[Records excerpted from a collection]
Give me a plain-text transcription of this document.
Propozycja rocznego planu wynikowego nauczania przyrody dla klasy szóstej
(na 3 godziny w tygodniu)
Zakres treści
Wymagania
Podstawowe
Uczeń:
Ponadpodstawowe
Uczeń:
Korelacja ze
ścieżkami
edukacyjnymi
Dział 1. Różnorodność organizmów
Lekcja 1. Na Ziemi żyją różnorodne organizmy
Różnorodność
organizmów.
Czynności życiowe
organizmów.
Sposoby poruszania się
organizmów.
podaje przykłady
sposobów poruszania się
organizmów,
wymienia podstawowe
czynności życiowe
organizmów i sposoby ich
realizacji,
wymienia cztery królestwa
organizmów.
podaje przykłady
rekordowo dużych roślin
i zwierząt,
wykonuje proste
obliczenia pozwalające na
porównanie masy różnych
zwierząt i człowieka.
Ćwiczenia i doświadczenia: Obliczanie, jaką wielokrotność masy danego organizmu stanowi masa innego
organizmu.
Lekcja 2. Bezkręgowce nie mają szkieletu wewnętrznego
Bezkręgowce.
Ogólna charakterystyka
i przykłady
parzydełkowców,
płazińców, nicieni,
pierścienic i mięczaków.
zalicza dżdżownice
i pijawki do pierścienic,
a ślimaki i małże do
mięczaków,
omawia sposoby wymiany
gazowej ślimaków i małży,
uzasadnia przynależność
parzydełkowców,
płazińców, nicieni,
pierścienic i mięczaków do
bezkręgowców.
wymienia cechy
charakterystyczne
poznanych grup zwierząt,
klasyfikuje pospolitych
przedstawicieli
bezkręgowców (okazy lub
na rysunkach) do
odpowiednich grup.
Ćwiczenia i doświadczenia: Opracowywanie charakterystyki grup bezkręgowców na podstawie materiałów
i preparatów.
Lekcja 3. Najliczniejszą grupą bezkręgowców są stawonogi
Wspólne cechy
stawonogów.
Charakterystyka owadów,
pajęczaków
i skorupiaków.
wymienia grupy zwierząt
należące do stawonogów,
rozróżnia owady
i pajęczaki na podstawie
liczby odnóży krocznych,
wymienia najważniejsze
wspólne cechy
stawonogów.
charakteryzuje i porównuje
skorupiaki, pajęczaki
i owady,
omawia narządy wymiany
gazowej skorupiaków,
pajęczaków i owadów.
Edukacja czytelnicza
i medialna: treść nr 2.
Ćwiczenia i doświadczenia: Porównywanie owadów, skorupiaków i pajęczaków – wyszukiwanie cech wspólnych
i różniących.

** TO DO **
Each line of the listing should be echoed back exactly.

** OUTPUT OF THE EXERCISE **
Give me a plain-text transcription of this document.
Propozycja rocznego planu wynikowego nauczania przyrody dla klasy szóstej
(na 3 godziny w tygodniu)
Zakres treści
Wymagania
Podstawowe
Uczeń:
Ponadpodstawowe
Uczeń:
Korelacja ze
ścieżkami
edukacyjnymi
Dział 1. Różnorodność organizmów
Lekcja 1. Na Ziemi żyją różnorodne organizmy
Różnorodność
organizmów.
Czynności życiowe
organizmów.
Sposoby poruszania się
organizmów.
podaje przykłady
sposobów poruszania się
organizmów,
wymienia podstawowe
czynności życiowe
organizmów i sposoby ich
realizacji,
wymienia cztery królestwa
organizmów.
podaje przykłady
rekordowo dużych roślin
i zwierząt,
wykonuje proste
obliczenia pozwalające na
porównanie masy różnych
zwierząt i człowieka.
Ćwiczenia i doświadczenia: Obliczanie, jaką wielokrotność masy danego organizmu stanowi masa innego
organizmu.
Lekcja 2. Bezkręgowce nie mają szkieletu wewnętrznego
Bezkręgowce.
Ogólna charakterystyka
i przykłady
parzydełkowców,
płazińców, nicieni,
pierścienic i mięczaków.
zalicza dżdżownice
i pijawki do pierścienic,
a ślimaki i małże do
mięczaków,
omawia sposoby wymiany
gazowej ślimaków i małży,
uzasadnia przynależność
parzydełkowców,
płazińców, nicieni,
pierścienic i mięczaków do
bezkręgowców.
wymienia cechy
charakterystyczne
poznanych grup zwierząt,
klasyfikuje pospolitych
przedstawicieli
bezkręgowców (okazy lub
na rysunkach) do
odpowiednich grup.
Ćwiczenia i doświadczenia: Opracowywanie charakterystyki grup bezkręgowców na podstawie materiałów
i preparatów.
Lekcja 3. Najliczniejszą grupą bezkręgowców są stawonogi
Wspólne cechy
stawonogów.
Charakterystyka owadów,
pajęczaków
i skorupiaków.
wymienia grupy zwierząt
należące do stawonogów,
rozróżnia owady
i pajęczaki na podstawie
liczby odnóży krocznych,
wymienia najważniejsze
wspólne cechy
stawonogów.
charakteryzuje i porównuje
skorupiaki, pajęczaki
i owady,
omawia narządy wymiany
gazowej skorupiaków,
pajęczaków i owadów.
Edukacja czytelnicza
i medialna: treść nr 2.
Ćwiczenia i doświadczenia: Porównywanie owadów, skorupiaków i pajęczaków – wyszukiwanie cech wspólnych
i różniących.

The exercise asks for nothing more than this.